[Figure data in JSON]
━━━━━━━━━━

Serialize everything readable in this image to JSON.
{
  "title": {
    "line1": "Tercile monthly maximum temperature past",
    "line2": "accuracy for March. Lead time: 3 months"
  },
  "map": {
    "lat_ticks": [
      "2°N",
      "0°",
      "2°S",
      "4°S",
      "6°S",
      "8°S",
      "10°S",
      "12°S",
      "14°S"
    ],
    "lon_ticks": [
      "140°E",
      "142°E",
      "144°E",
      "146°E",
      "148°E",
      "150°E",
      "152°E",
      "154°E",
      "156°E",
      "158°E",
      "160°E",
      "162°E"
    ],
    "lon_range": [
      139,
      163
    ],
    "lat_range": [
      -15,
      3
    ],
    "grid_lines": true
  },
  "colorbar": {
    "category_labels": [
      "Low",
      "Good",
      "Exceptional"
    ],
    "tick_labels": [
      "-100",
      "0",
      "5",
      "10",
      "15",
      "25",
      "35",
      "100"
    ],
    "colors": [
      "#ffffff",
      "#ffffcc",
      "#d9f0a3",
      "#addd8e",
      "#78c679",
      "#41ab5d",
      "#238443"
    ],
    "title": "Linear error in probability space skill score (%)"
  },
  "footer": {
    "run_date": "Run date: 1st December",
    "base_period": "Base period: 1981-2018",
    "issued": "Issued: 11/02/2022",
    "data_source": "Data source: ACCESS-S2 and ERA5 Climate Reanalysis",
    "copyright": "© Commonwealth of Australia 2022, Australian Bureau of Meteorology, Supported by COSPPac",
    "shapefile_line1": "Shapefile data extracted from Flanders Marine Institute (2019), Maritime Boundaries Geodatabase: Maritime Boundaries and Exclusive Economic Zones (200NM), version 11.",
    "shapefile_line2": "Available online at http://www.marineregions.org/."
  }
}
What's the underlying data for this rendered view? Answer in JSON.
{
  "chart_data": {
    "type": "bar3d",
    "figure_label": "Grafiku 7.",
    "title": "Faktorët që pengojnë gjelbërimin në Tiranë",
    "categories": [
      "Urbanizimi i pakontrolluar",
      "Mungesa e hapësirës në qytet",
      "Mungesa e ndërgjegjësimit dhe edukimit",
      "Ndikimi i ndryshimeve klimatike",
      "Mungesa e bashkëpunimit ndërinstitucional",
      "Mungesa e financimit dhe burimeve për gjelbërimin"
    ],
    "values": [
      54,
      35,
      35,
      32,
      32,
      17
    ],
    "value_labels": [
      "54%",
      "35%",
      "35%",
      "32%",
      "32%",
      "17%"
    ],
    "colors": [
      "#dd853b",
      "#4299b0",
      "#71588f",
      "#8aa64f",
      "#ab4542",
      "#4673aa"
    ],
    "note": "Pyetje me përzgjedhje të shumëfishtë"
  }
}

━━━━━━━━━━

PROMPT: Your task is to repeat each line of the material exactly.

TASK RESULT:
Serialize everything readable in this image to JSON.
{
  "title": {
    "line1": "Tercile monthly maximum temperature past",
    "line2": "accuracy for March. Lead time: 3 months"
  },
  "map": {
    "lat_ticks": [
      "2°N",
      "0°",
      "2°S",
      "4°S",
      "6°S",
      "8°S",
      "10°S",
      "12°S",
      "14°S"
    ],
    "lon_ticks": [
      "140°E",
      "142°E",
      "144°E",
      "146°E",
      "148°E",
      "150°E",
      "152°E",
      "154°E",
      "156°E",
      "158°E",
      "160°E",
      "162°E"
    ],
    "lon_range": [
      139,
      163
    ],
    "lat_range": [
      -15,
      3
    ],
    "grid_lines": true
  },
  "colorbar": {
    "category_labels": [
      "Low",
      "Good",
      "Exceptional"
    ],
    "tick_labels": [
      "-100",
      "0",
      "5",
      "10",
      "15",
      "25",
      "35",
      "100"
    ],
    "colors": [
      "#ffffff",
      "#ffffcc",
      "#d9f0a3",
      "#addd8e",
      "#78c679",
      "#41ab5d",
      "#238443"
    ],
    "title": "Linear error in probability space skill score (%)"
  },
  "footer": {
    "run_date": "Run date: 1st December",
    "base_period": "Base period: 1981-2018",
    "issued": "Issued: 11/02/2022",
    "data_source": "Data source: ACCESS-S2 and ERA5 Climate Reanalysis",
    "copyright": "© Commonwealth of Australia 2022, Australian Bureau of Meteorology, Supported by COSPPac",
    "shapefile_line1": "Shapefile data extracted from Flanders Marine Institute (2019), Maritime Boundaries Geodatabase: Maritime Boundaries and Exclusive Economic Zones (200NM), version 11.",
    "shapefile_line2": "Available online at http://www.marineregions.org/."
  }
}
What's the underlying data for this rendered view? Answer in JSON.
{
  "chart_data": {
    "type": "bar3d",
    "figure_label": "Grafiku 7.",
    "title": "Faktorët që pengojnë gjelbërimin në Tiranë",
    "categories": [
      "Urbanizimi i pakontrolluar",
      "Mungesa e hapësirës në qytet",
      "Mungesa e ndërgjegjësimit dhe edukimit",
      "Ndikimi i ndryshimeve klimatike",
      "Mungesa e bashkëpunimit ndërinstitucional",
      "Mungesa e financimit dhe burimeve për gjelbërimin"
    ],
    "values": [
      54,
      35,
      35,
      32,
      32,
      17
    ],
    "value_labels": [
      "54%",
      "35%",
      "35%",
      "32%",
      "32%",
      "17%"
    ],
    "colors": [
      "#dd853b",
      "#4299b0",
      "#71588f",
      "#8aa64f",
      "#ab4542",
      "#4673aa"
    ],
    "note": "Pyetje me përzgjedhje të shumëfishtë"
  }
}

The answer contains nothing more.